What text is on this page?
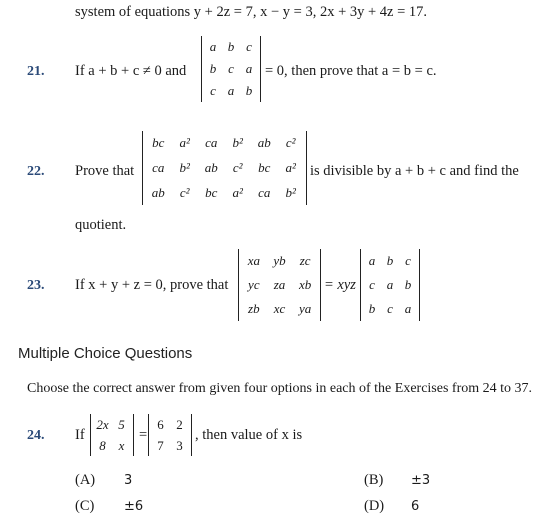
system of equations y + 2z = 7, x − y = 3, 2x + 3y + 4z = 17.
21. If a + b + c ≠ 0 and
a b c
b c a
c a b
= 0, then prove that a = b = c.
22. Prove that
bc	a²	ca	b²	ab	c²
ca	b²	ab	c²	bc	a²
ab	c²	bc	a²	ca	b²
is divisible by a + b + c and find the
quotient.
23. If x + y + z = 0, prove that
xa	yb	zc
yc	za	xb
zb	xc	ya
= xyz
a b c
c a b
b c a
Multiple Choice Questions
Choose the correct answer from given four options in each of the Exercises from 24 to 37.
24. If
2x 5
8 x
=
6 2
7 3
, then value of x is
(A) 3	(B) ±3
(C) ±6	(D) 6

**Instructions to follow**. Return the listing above word for word, with the pictures removed.

**Answer for the task**.
What text is on this page?
system of equations y + 2z = 7, x − y = 3, 2x + 3y + 4z = 17.
21. If a + b + c ≠ 0 and
a b c
b c a
c a b
= 0, then prove that a = b = c.
22. Prove that
bc	a²	ca	b²	ab	c²
ca	b²	ab	c²	bc	a²
ab	c²	bc	a²	ca	b²
is divisible by a + b + c and find the
quotient.
23. If x + y + z = 0, prove that
xa	yb	zc
yc	za	xb
zb	xc	ya
= xyz
a b c
c a b
b c a
Multiple Choice Questions
Choose the correct answer from given four options in each of the Exercises from 24 to 37.
24. If
2x 5
8 x
=
6 2
7 3
, then value of x is
(A) 3	(B) ±3
(C) ±6	(D) 6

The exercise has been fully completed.